▶ WHAT TO PRODUCE:
Pick out each line below containing "green".

>> begin DATA ENTRIES

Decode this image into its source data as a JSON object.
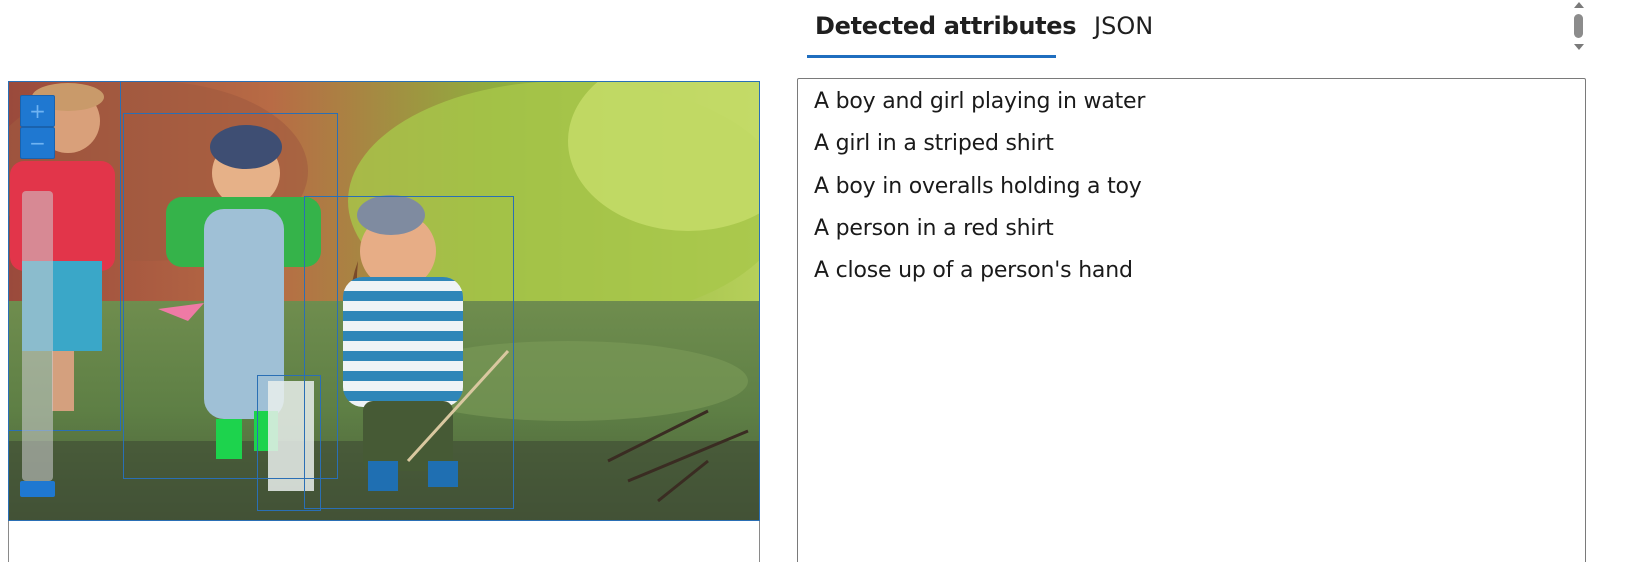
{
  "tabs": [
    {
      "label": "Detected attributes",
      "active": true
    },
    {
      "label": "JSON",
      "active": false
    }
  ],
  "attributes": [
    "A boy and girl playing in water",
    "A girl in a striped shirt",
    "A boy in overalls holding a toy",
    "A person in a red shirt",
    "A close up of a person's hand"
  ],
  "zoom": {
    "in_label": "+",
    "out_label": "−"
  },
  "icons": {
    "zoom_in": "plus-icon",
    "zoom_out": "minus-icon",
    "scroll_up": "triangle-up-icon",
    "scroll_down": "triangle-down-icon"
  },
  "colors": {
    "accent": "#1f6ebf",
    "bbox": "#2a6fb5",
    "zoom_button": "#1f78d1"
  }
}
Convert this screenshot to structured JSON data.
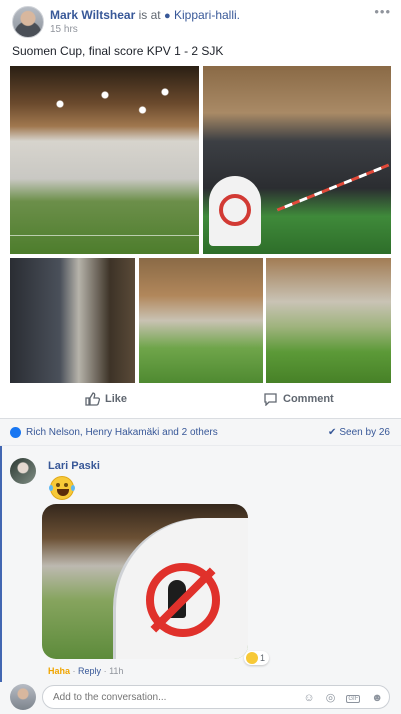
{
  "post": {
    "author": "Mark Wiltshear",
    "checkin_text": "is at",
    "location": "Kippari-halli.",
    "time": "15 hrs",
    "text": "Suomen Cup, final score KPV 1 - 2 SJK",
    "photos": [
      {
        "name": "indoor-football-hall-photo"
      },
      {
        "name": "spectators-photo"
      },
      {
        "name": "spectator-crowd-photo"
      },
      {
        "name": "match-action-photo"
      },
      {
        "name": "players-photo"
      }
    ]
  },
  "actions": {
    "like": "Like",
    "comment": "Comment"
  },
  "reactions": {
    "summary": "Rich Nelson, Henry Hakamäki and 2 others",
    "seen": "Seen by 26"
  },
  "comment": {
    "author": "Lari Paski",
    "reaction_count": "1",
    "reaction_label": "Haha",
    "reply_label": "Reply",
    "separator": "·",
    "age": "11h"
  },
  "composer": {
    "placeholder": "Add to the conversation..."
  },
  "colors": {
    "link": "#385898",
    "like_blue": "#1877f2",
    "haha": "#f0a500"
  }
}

>> end DATA ENTRIES
>> begin DATA ENTRIES

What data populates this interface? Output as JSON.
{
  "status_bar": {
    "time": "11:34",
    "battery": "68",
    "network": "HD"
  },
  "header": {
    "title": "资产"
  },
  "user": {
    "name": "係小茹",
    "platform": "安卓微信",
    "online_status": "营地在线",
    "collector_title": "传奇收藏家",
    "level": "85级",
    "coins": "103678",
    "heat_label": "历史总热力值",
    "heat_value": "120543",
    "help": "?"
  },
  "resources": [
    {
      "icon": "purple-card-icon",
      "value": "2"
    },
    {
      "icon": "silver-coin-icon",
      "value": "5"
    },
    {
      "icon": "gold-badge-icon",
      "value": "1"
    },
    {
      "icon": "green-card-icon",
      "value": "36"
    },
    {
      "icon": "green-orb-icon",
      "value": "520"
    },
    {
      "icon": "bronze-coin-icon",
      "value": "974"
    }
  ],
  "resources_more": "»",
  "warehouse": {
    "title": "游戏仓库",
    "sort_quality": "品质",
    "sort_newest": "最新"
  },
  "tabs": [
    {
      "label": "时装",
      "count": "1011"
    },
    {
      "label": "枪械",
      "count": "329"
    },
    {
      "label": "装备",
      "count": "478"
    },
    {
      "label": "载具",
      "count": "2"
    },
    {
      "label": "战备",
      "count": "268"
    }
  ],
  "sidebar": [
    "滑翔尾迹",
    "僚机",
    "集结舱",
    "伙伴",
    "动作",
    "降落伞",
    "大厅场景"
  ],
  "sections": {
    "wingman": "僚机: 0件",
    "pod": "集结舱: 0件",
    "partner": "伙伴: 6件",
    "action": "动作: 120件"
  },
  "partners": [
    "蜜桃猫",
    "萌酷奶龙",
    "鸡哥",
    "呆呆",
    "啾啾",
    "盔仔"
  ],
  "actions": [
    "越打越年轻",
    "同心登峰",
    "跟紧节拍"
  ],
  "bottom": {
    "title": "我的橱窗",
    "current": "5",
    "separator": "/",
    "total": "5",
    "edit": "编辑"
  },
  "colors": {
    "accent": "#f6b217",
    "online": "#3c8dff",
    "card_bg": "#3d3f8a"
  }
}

>> end DATA ENTRIES

▶ REPLY TO THE TASK:
      "icon": "green-card-icon",
      "icon": "green-orb-icon",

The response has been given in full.